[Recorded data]
════

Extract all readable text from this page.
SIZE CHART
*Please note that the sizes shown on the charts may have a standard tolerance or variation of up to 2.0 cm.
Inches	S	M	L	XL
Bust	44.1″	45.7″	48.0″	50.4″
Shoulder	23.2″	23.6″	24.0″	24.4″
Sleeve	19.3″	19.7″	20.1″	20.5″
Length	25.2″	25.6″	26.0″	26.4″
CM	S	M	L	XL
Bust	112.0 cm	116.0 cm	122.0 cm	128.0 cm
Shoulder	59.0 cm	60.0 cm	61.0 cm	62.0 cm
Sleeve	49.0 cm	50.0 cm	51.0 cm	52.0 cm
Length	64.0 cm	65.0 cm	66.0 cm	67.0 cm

════

Retype the records that precede this task, keeping them exactly the same.

* **Output below**:
Extract all readable text from this page.
SIZE CHART
*Please note that the sizes shown on the charts may have a standard tolerance or variation of up to 2.0 cm.
Inches	S	M	L	XL
Bust	44.1″	45.7″	48.0″	50.4″
Shoulder	23.2″	23.6″	24.0″	24.4″
Sleeve	19.3″	19.7″	20.1″	20.5″
Length	25.2″	25.6″	26.0″	26.4″
CM	S	M	L	XL
Bust	112.0 cm	116.0 cm	122.0 cm	128.0 cm
Shoulder	59.0 cm	60.0 cm	61.0 cm	62.0 cm
Sleeve	49.0 cm	50.0 cm	51.0 cm	52.0 cm
Length	64.0 cm	65.0 cm	66.0 cm	67.0 cm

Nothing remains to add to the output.